What is expected ▸
Identify every line containing the word "Bear" and reproduce each one.

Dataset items
□ □ □
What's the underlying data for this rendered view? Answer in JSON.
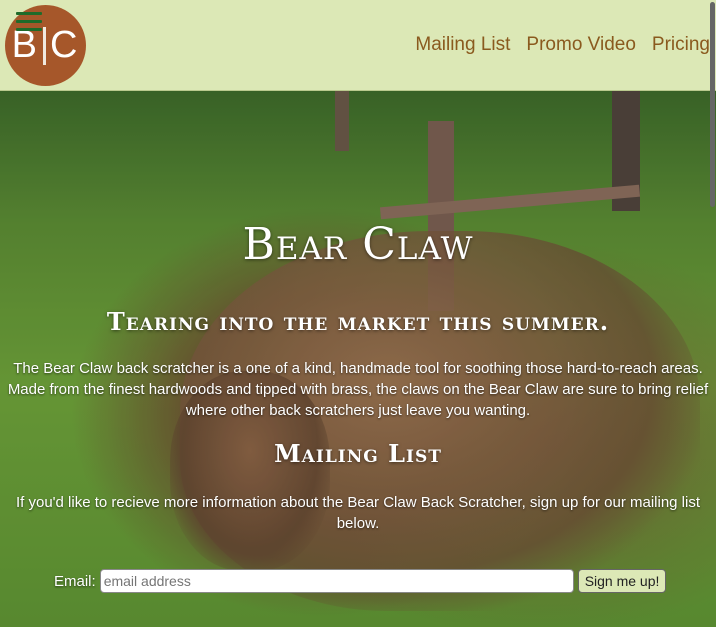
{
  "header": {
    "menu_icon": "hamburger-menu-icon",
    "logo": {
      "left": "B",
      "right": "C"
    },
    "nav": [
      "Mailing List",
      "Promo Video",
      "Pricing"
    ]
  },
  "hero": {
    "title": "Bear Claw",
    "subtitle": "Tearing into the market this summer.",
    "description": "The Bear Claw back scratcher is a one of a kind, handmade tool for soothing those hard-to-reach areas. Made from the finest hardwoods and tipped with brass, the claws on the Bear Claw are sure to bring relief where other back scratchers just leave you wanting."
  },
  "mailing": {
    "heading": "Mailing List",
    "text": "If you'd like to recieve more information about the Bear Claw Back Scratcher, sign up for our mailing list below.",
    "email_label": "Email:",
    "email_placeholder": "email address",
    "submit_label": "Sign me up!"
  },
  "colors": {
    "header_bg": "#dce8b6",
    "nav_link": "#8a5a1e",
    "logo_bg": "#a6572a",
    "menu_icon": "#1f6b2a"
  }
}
□ □ □
Full output ▸
    "title": "Bear Claw",
    "description": "The Bear Claw back scratcher is a one of a kind, handmade tool for soothing those hard-to-reach areas. Made from the finest hardwoods and tipped with brass, the claws on the Bear Claw are sure to bring relief where other back scratchers just leave you wanting."
    "text": "If you'd like to recieve more information about the Bear Claw Back Scratcher, sign up for our mailing list below.",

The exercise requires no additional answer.